►

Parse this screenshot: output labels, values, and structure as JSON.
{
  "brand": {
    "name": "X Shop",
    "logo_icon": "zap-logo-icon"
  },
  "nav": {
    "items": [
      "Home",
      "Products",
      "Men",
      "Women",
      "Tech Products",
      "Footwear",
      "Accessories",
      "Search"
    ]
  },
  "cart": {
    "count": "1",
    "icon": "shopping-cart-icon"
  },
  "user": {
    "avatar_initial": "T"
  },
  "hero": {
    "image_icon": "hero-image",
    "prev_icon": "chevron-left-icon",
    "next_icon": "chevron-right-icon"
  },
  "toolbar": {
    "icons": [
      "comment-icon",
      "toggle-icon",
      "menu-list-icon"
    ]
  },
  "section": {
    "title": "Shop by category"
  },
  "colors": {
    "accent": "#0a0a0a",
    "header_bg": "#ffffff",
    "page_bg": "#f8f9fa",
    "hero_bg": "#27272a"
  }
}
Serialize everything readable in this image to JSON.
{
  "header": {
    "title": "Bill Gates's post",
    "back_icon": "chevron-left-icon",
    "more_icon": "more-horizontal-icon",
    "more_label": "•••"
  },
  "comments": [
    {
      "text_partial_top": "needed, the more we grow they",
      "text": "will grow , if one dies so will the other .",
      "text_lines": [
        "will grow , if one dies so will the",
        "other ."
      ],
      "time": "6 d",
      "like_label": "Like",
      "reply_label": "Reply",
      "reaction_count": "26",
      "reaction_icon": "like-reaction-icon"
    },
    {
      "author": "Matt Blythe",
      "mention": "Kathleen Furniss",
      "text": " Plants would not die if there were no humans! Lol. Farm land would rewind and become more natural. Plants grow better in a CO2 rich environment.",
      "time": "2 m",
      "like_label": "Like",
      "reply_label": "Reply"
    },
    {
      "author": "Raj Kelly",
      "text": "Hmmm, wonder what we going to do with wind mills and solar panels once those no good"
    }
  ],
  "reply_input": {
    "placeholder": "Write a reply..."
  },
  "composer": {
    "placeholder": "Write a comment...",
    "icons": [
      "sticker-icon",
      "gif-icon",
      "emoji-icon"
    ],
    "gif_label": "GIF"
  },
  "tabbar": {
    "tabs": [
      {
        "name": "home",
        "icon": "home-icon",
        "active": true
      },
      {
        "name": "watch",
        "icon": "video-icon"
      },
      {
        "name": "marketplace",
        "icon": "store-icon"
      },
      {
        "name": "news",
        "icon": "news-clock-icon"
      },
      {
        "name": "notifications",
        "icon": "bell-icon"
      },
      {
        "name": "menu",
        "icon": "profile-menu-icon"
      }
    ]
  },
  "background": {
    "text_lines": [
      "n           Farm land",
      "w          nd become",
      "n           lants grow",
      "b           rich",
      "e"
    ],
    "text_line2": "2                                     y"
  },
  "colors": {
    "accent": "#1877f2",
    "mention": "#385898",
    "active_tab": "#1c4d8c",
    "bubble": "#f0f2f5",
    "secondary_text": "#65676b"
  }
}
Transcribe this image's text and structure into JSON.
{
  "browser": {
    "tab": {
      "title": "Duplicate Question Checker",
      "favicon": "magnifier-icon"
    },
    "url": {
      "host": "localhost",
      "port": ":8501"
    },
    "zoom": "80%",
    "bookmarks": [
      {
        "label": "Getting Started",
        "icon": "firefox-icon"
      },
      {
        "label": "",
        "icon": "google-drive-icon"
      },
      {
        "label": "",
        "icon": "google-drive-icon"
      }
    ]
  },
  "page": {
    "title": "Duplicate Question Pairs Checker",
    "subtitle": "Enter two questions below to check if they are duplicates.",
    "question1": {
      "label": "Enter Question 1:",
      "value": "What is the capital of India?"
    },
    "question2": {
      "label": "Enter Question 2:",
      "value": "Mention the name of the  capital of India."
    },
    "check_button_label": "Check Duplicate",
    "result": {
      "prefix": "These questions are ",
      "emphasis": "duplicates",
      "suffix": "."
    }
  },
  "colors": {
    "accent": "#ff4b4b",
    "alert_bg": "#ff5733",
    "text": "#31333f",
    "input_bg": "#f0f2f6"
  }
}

◄

* Given task:
From the records above, extract every entry exactly as given.

* Written response:
Parse this screenshot: output labels, values, and structure as JSON.
{
  "brand": {
    "name": "X Shop",
    "logo_icon": "zap-logo-icon"
  },
  "nav": {
    "items": [
      "Home",
      "Products",
      "Men",
      "Women",
      "Tech Products",
      "Footwear",
      "Accessories",
      "Search"
    ]
  },
  "cart": {
    "count": "1",
    "icon": "shopping-cart-icon"
  },
  "user": {
    "avatar_initial": "T"
  },
  "hero": {
    "image_icon": "hero-image",
    "prev_icon": "chevron-left-icon",
    "next_icon": "chevron-right-icon"
  },
  "toolbar": {
    "icons": [
      "comment-icon",
      "toggle-icon",
      "menu-list-icon"
    ]
  },
  "section": {
    "title": "Shop by category"
  },
  "colors": {
    "accent": "#0a0a0a",
    "header_bg": "#ffffff",
    "page_bg": "#f8f9fa",
    "hero_bg": "#27272a"
  }
}
Serialize everything readable in this image to JSON.
{
  "header": {
    "title": "Bill Gates's post",
    "back_icon": "chevron-left-icon",
    "more_icon": "more-horizontal-icon",
    "more_label": "•••"
  },
  "comments": [
    {
      "text_partial_top": "needed, the more we grow they",
      "text": "will grow , if one dies so will the other .",
      "text_lines": [
        "will grow , if one dies so will the",
        "other ."
      ],
      "time": "6 d",
      "like_label": "Like",
      "reply_label": "Reply",
      "reaction_count": "26",
      "reaction_icon": "like-reaction-icon"
    },
    {
      "author": "Matt Blythe",
      "mention": "Kathleen Furniss",
      "text": " Plants would not die if there were no humans! Lol. Farm land would rewind and become more natural. Plants grow better in a CO2 rich environment.",
      "time": "2 m",
      "like_label": "Like",
      "reply_label": "Reply"
    },
    {
      "author": "Raj Kelly",
      "text": "Hmmm, wonder what we going to do with wind mills and solar panels once those no good"
    }
  ],
  "reply_input": {
    "placeholder": "Write a reply..."
  },
  "composer": {
    "placeholder": "Write a comment...",
    "icons": [
      "sticker-icon",
      "gif-icon",
      "emoji-icon"
    ],
    "gif_label": "GIF"
  },
  "tabbar": {
    "tabs": [
      {
        "name": "home",
        "icon": "home-icon",
        "active": true
      },
      {
        "name": "watch",
        "icon": "video-icon"
      },
      {
        "name": "marketplace",
        "icon": "store-icon"
      },
      {
        "name": "news",
        "icon": "news-clock-icon"
      },
      {
        "name": "notifications",
        "icon": "bell-icon"
      },
      {
        "name": "menu",
        "icon": "profile-menu-icon"
      }
    ]
  },
  "background": {
    "text_lines": [
      "n           Farm land",
      "w          nd become",
      "n           lants grow",
      "b           rich",
      "e"
    ],
    "text_line2": "2                                     y"
  },
  "colors": {
    "accent": "#1877f2",
    "mention": "#385898",
    "active_tab": "#1c4d8c",
    "bubble": "#f0f2f5",
    "secondary_text": "#65676b"
  }
}
Transcribe this image's text and structure into JSON.
{
  "browser": {
    "tab": {
      "title": "Duplicate Question Checker",
      "favicon": "magnifier-icon"
    },
    "url": {
      "host": "localhost",
      "port": ":8501"
    },
    "zoom": "80%",
    "bookmarks": [
      {
        "label": "Getting Started",
        "icon": "firefox-icon"
      },
      {
        "label": "",
        "icon": "google-drive-icon"
      },
      {
        "label": "",
        "icon": "google-drive-icon"
      }
    ]
  },
  "page": {
    "title": "Duplicate Question Pairs Checker",
    "subtitle": "Enter two questions below to check if they are duplicates.",
    "question1": {
      "label": "Enter Question 1:",
      "value": "What is the capital of India?"
    },
    "question2": {
      "label": "Enter Question 2:",
      "value": "Mention the name of the  capital of India."
    },
    "check_button_label": "Check Duplicate",
    "result": {
      "prefix": "These questions are ",
      "emphasis": "duplicates",
      "suffix": "."
    }
  },
  "colors": {
    "accent": "#ff4b4b",
    "alert_bg": "#ff5733",
    "text": "#31333f",
    "input_bg": "#f0f2f6"
  }
}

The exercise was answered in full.